# Written exercise:
In the material below, count the lines with the word "title" and state that number only.

==================================================

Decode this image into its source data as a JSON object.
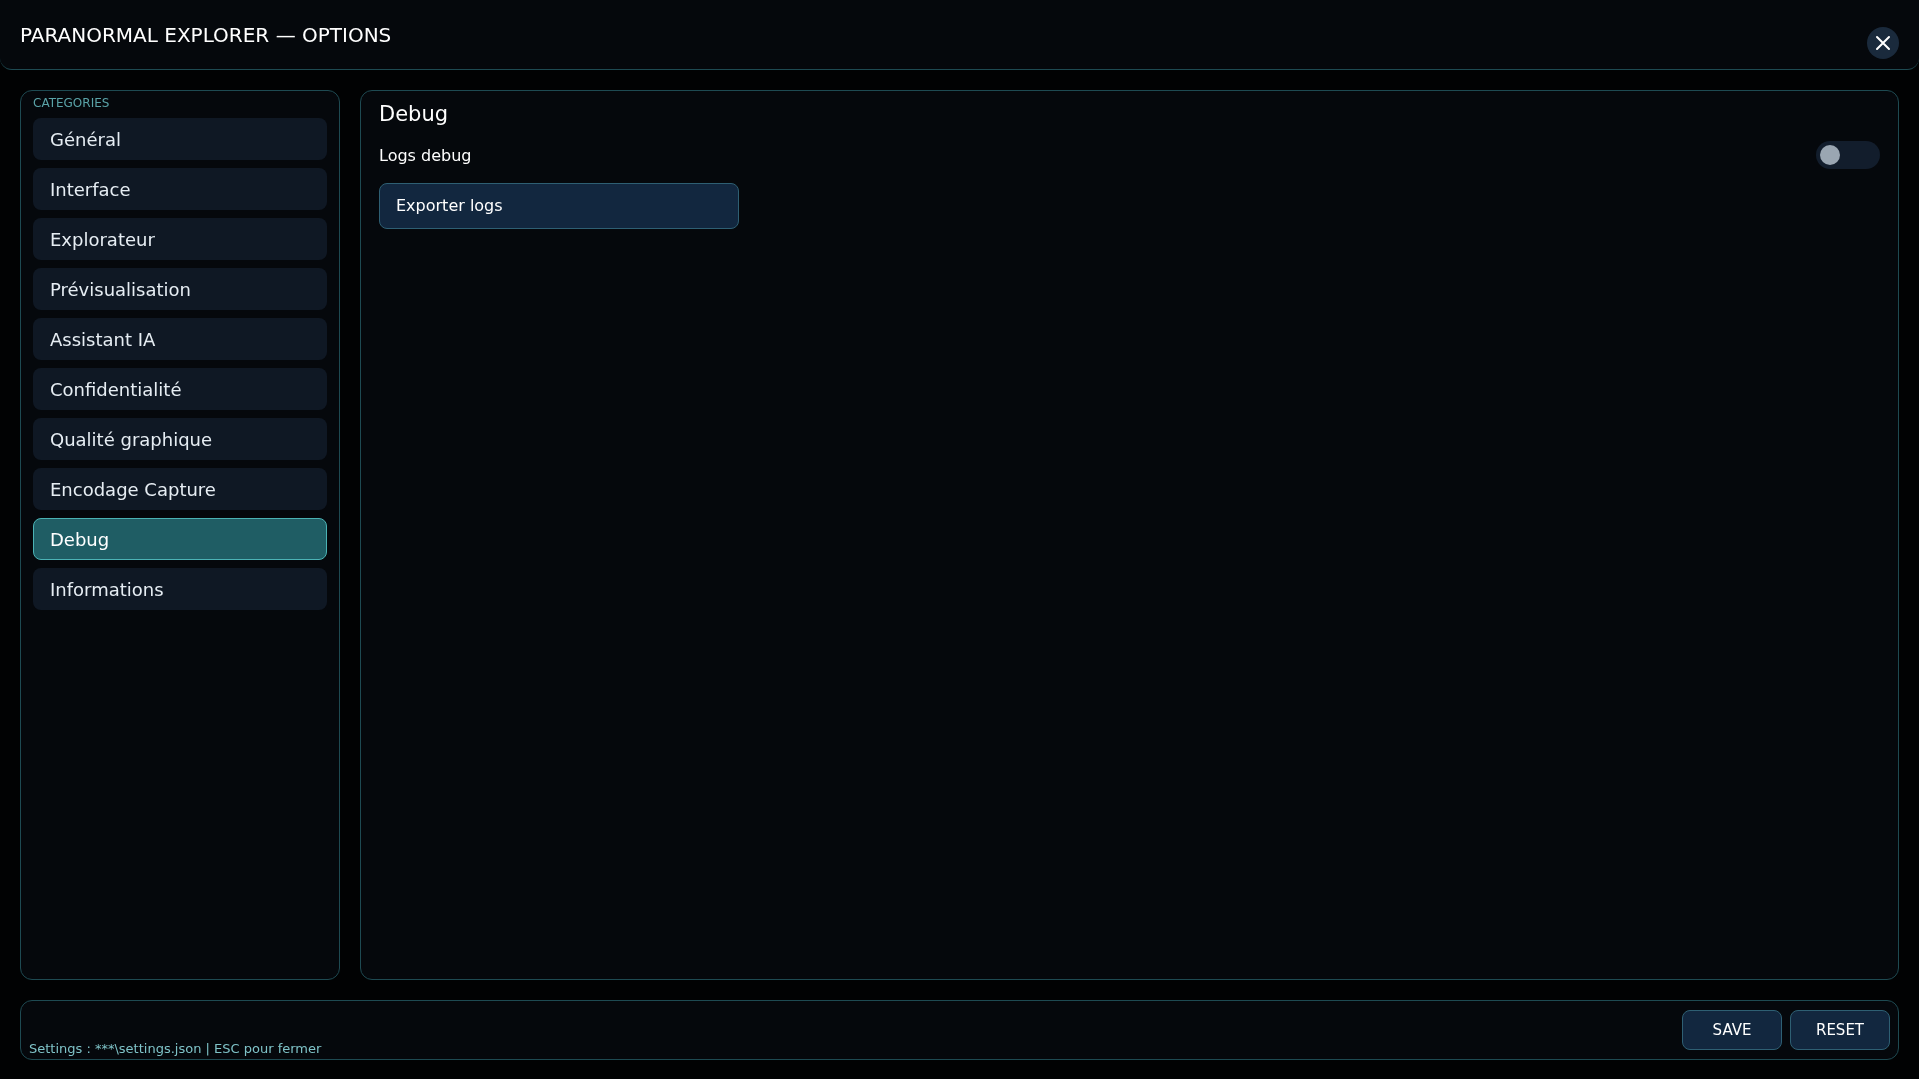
{
  "window": {
    "title": "PARANORMAL EXPLORER — OPTIONS"
  },
  "sidebar": {
    "heading": "CATEGORIES",
    "items": [
      {
        "label": "Général",
        "selected": false
      },
      {
        "label": "Interface",
        "selected": false
      },
      {
        "label": "Explorateur",
        "selected": false
      },
      {
        "label": "Prévisualisation",
        "selected": false
      },
      {
        "label": "Assistant IA",
        "selected": false
      },
      {
        "label": "Confidentialité",
        "selected": false
      },
      {
        "label": "Qualité graphique",
        "selected": false
      },
      {
        "label": "Encodage Capture",
        "selected": false
      },
      {
        "label": "Debug",
        "selected": true
      },
      {
        "label": "Informations",
        "selected": false
      }
    ]
  },
  "panel": {
    "title": "Debug",
    "settings": [
      {
        "label": "Logs debug",
        "on": false
      }
    ],
    "buttons": [
      "Exporter logs"
    ]
  },
  "footer": {
    "status": "Settings : ***\\settings.json | ESC pour fermer",
    "buttons": [
      "SAVE",
      "RESET"
    ]
  }
}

==================================================

# Correct result:
2